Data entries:

-=-=-

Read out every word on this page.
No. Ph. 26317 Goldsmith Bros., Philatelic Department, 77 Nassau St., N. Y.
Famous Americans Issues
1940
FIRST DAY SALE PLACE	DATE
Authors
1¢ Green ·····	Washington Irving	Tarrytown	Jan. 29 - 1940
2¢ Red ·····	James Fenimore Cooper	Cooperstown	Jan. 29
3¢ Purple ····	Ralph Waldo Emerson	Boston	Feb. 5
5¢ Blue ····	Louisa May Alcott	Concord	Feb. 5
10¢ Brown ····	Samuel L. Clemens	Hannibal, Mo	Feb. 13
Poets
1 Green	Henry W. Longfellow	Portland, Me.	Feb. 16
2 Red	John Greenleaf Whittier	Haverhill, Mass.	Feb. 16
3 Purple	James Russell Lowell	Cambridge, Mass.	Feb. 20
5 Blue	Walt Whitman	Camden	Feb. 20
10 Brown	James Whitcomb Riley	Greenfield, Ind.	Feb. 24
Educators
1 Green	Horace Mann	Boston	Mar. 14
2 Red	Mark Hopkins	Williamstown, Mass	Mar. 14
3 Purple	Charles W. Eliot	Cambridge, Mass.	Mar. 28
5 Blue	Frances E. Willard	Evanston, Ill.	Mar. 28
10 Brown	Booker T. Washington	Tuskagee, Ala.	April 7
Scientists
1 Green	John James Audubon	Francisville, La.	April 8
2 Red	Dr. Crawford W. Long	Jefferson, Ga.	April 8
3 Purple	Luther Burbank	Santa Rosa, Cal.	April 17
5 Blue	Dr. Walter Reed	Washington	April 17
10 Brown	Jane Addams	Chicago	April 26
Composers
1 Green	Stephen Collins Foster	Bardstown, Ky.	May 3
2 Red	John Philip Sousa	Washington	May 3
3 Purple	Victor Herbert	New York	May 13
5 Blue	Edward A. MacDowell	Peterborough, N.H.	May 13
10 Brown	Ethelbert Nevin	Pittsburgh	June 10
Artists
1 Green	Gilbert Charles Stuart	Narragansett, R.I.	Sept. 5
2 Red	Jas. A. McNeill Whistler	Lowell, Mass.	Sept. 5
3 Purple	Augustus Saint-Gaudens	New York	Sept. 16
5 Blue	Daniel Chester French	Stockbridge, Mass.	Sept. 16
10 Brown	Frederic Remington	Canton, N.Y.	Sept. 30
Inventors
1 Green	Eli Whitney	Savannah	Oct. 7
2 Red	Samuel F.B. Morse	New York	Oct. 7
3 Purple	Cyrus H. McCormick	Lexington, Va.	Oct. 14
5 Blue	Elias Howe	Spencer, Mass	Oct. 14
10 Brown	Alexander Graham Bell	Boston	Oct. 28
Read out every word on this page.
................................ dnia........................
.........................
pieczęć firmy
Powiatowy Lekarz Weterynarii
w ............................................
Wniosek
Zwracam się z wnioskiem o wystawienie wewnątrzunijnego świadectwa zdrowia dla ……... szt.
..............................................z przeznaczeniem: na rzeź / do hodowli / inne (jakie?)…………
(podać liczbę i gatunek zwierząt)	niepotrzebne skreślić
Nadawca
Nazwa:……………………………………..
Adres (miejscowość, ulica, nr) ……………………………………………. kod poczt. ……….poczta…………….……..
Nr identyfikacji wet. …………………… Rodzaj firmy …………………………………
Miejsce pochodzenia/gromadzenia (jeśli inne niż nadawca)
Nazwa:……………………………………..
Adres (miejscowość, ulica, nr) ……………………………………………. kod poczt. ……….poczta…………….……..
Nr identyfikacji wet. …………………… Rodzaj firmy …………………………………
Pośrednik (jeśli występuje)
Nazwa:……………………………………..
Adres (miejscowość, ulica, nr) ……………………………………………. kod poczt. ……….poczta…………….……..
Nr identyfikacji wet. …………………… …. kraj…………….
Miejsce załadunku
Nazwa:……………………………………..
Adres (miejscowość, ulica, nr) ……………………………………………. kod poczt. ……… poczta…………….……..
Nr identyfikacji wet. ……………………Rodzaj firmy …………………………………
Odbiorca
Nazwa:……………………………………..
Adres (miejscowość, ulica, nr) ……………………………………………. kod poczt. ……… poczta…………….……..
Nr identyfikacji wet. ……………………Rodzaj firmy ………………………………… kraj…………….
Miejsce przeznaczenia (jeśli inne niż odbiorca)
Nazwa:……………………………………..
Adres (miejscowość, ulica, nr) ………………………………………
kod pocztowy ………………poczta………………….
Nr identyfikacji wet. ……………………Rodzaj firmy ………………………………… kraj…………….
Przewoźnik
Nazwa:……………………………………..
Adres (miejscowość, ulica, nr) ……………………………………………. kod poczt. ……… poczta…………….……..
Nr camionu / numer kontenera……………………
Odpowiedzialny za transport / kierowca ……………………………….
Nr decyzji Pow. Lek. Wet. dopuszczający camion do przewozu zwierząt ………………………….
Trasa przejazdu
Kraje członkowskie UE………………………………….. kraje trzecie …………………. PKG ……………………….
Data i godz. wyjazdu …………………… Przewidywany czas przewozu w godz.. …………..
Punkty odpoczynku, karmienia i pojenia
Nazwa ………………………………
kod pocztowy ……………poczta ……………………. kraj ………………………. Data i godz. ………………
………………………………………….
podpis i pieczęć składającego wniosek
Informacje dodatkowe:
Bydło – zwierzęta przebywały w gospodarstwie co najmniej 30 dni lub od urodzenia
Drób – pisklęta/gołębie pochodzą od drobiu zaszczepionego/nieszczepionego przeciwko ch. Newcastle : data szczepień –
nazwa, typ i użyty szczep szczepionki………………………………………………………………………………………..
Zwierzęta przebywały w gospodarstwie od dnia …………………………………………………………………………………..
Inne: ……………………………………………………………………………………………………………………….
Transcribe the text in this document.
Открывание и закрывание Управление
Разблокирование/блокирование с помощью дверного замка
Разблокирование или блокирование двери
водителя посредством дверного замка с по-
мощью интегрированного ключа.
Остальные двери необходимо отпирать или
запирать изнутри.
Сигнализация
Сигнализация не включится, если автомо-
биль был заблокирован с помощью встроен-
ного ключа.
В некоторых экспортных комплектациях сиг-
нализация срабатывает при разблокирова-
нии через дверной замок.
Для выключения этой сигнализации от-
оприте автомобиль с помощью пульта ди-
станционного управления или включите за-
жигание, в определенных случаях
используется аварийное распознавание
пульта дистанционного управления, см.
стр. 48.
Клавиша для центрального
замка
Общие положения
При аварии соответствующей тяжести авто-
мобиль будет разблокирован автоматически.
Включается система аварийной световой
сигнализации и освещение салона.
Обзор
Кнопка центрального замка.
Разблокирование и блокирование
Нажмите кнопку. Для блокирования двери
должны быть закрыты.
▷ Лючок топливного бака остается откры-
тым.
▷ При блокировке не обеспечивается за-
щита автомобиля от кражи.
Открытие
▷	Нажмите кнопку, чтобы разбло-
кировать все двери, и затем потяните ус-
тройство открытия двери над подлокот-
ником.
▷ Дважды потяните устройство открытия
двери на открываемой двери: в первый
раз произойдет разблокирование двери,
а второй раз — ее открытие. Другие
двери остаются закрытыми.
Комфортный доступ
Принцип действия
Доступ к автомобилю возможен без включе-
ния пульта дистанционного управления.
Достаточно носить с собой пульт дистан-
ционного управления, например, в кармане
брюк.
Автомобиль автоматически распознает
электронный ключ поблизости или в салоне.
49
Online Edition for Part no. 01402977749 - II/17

-=-=-

= TASK DESCRIPTION =
Produce an exact copy of every entry above.

= WRITTEN ANSWER =
Read out every word on this page.
No. Ph. 26317 Goldsmith Bros., Philatelic Department, 77 Nassau St., N. Y.
Famous Americans Issues
1940
FIRST DAY SALE PLACE	DATE
Authors
1¢ Green ·····	Washington Irving	Tarrytown	Jan. 29 - 1940
2¢ Red ·····	James Fenimore Cooper	Cooperstown	Jan. 29
3¢ Purple ····	Ralph Waldo Emerson	Boston	Feb. 5
5¢ Blue ····	Louisa May Alcott	Concord	Feb. 5
10¢ Brown ····	Samuel L. Clemens	Hannibal, Mo	Feb. 13
Poets
1 Green	Henry W. Longfellow	Portland, Me.	Feb. 16
2 Red	John Greenleaf Whittier	Haverhill, Mass.	Feb. 16
3 Purple	James Russell Lowell	Cambridge, Mass.	Feb. 20
5 Blue	Walt Whitman	Camden	Feb. 20
10 Brown	James Whitcomb Riley	Greenfield, Ind.	Feb. 24
Educators
1 Green	Horace Mann	Boston	Mar. 14
2 Red	Mark Hopkins	Williamstown, Mass	Mar. 14
3 Purple	Charles W. Eliot	Cambridge, Mass.	Mar. 28
5 Blue	Frances E. Willard	Evanston, Ill.	Mar. 28
10 Brown	Booker T. Washington	Tuskagee, Ala.	April 7
Scientists
1 Green	John James Audubon	Francisville, La.	April 8
2 Red	Dr. Crawford W. Long	Jefferson, Ga.	April 8
3 Purple	Luther Burbank	Santa Rosa, Cal.	April 17
5 Blue	Dr. Walter Reed	Washington	April 17
10 Brown	Jane Addams	Chicago	April 26
Composers
1 Green	Stephen Collins Foster	Bardstown, Ky.	May 3
2 Red	John Philip Sousa	Washington	May 3
3 Purple	Victor Herbert	New York	May 13
5 Blue	Edward A. MacDowell	Peterborough, N.H.	May 13
10 Brown	Ethelbert Nevin	Pittsburgh	June 10
Artists
1 Green	Gilbert Charles Stuart	Narragansett, R.I.	Sept. 5
2 Red	Jas. A. McNeill Whistler	Lowell, Mass.	Sept. 5
3 Purple	Augustus Saint-Gaudens	New York	Sept. 16
5 Blue	Daniel Chester French	Stockbridge, Mass.	Sept. 16
10 Brown	Frederic Remington	Canton, N.Y.	Sept. 30
Inventors
1 Green	Eli Whitney	Savannah	Oct. 7
2 Red	Samuel F.B. Morse	New York	Oct. 7
3 Purple	Cyrus H. McCormick	Lexington, Va.	Oct. 14
5 Blue	Elias Howe	Spencer, Mass	Oct. 14
10 Brown	Alexander Graham Bell	Boston	Oct. 28
Read out every word on this page.
................................ dnia........................
.........................
pieczęć firmy
Powiatowy Lekarz Weterynarii
w ............................................
Wniosek
Zwracam się z wnioskiem o wystawienie wewnątrzunijnego świadectwa zdrowia dla ……... szt.
..............................................z przeznaczeniem: na rzeź / do hodowli / inne (jakie?)…………
(podać liczbę i gatunek zwierząt)	niepotrzebne skreślić
Nadawca
Nazwa:……………………………………..
Adres (miejscowość, ulica, nr) ……………………………………………. kod poczt. ……….poczta…………….……..
Nr identyfikacji wet. …………………… Rodzaj firmy …………………………………
Miejsce pochodzenia/gromadzenia (jeśli inne niż nadawca)
Nazwa:……………………………………..
Adres (miejscowość, ulica, nr) ……………………………………………. kod poczt. ……….poczta…………….……..
Nr identyfikacji wet. …………………… Rodzaj firmy …………………………………
Pośrednik (jeśli występuje)
Nazwa:……………………………………..
Adres (miejscowość, ulica, nr) ……………………………………………. kod poczt. ……….poczta…………….……..
Nr identyfikacji wet. …………………… …. kraj…………….
Miejsce załadunku
Nazwa:……………………………………..
Adres (miejscowość, ulica, nr) ……………………………………………. kod poczt. ……… poczta…………….……..
Nr identyfikacji wet. ……………………Rodzaj firmy …………………………………
Odbiorca
Nazwa:……………………………………..
Adres (miejscowość, ulica, nr) ……………………………………………. kod poczt. ……… poczta…………….……..
Nr identyfikacji wet. ……………………Rodzaj firmy ………………………………… kraj…………….
Miejsce przeznaczenia (jeśli inne niż odbiorca)
Nazwa:……………………………………..
Adres (miejscowość, ulica, nr) ………………………………………
kod pocztowy ………………poczta………………….
Nr identyfikacji wet. ……………………Rodzaj firmy ………………………………… kraj…………….
Przewoźnik
Nazwa:……………………………………..
Adres (miejscowość, ulica, nr) ……………………………………………. kod poczt. ……… poczta…………….……..
Nr camionu / numer kontenera……………………
Odpowiedzialny za transport / kierowca ……………………………….
Nr decyzji Pow. Lek. Wet. dopuszczający camion do przewozu zwierząt ………………………….
Trasa przejazdu
Kraje członkowskie UE………………………………….. kraje trzecie …………………. PKG ……………………….
Data i godz. wyjazdu …………………… Przewidywany czas przewozu w godz.. …………..
Punkty odpoczynku, karmienia i pojenia
Nazwa ………………………………
kod pocztowy ……………poczta ……………………. kraj ………………………. Data i godz. ………………
………………………………………….
podpis i pieczęć składającego wniosek
Informacje dodatkowe:
Bydło – zwierzęta przebywały w gospodarstwie co najmniej 30 dni lub od urodzenia
Drób – pisklęta/gołębie pochodzą od drobiu zaszczepionego/nieszczepionego przeciwko ch. Newcastle : data szczepień –
nazwa, typ i użyty szczep szczepionki………………………………………………………………………………………..
Zwierzęta przebywały w gospodarstwie od dnia …………………………………………………………………………………..
Inne: ……………………………………………………………………………………………………………………….
Transcribe the text in this document.
Открывание и закрывание Управление
Разблокирование/блокирование с помощью дверного замка
Разблокирование или блокирование двери
водителя посредством дверного замка с по-
мощью интегрированного ключа.
Остальные двери необходимо отпирать или
запирать изнутри.
Сигнализация
Сигнализация не включится, если автомо-
биль был заблокирован с помощью встроен-
ного ключа.
В некоторых экспортных комплектациях сиг-
нализация срабатывает при разблокирова-
нии через дверной замок.
Для выключения этой сигнализации от-
оприте автомобиль с помощью пульта ди-
станционного управления или включите за-
жигание, в определенных случаях
используется аварийное распознавание
пульта дистанционного управления, см.
стр. 48.
Клавиша для центрального
замка
Общие положения
При аварии соответствующей тяжести авто-
мобиль будет разблокирован автоматически.
Включается система аварийной световой
сигнализации и освещение салона.
Обзор
Кнопка центрального замка.
Разблокирование и блокирование
Нажмите кнопку. Для блокирования двери
должны быть закрыты.
▷ Лючок топливного бака остается откры-
тым.
▷ При блокировке не обеспечивается за-
щита автомобиля от кражи.
Открытие
▷	Нажмите кнопку, чтобы разбло-
кировать все двери, и затем потяните ус-
тройство открытия двери над подлокот-
ником.
▷ Дважды потяните устройство открытия
двери на открываемой двери: в первый
раз произойдет разблокирование двери,
а второй раз — ее открытие. Другие
двери остаются закрытыми.
Комфортный доступ
Принцип действия
Доступ к автомобилю возможен без включе-
ния пульта дистанционного управления.
Достаточно носить с собой пульт дистан-
ционного управления, например, в кармане
брюк.
Автомобиль автоматически распознает
электронный ключ поблизости или в салоне.
49
Online Edition for Part no. 01402977749 - II/17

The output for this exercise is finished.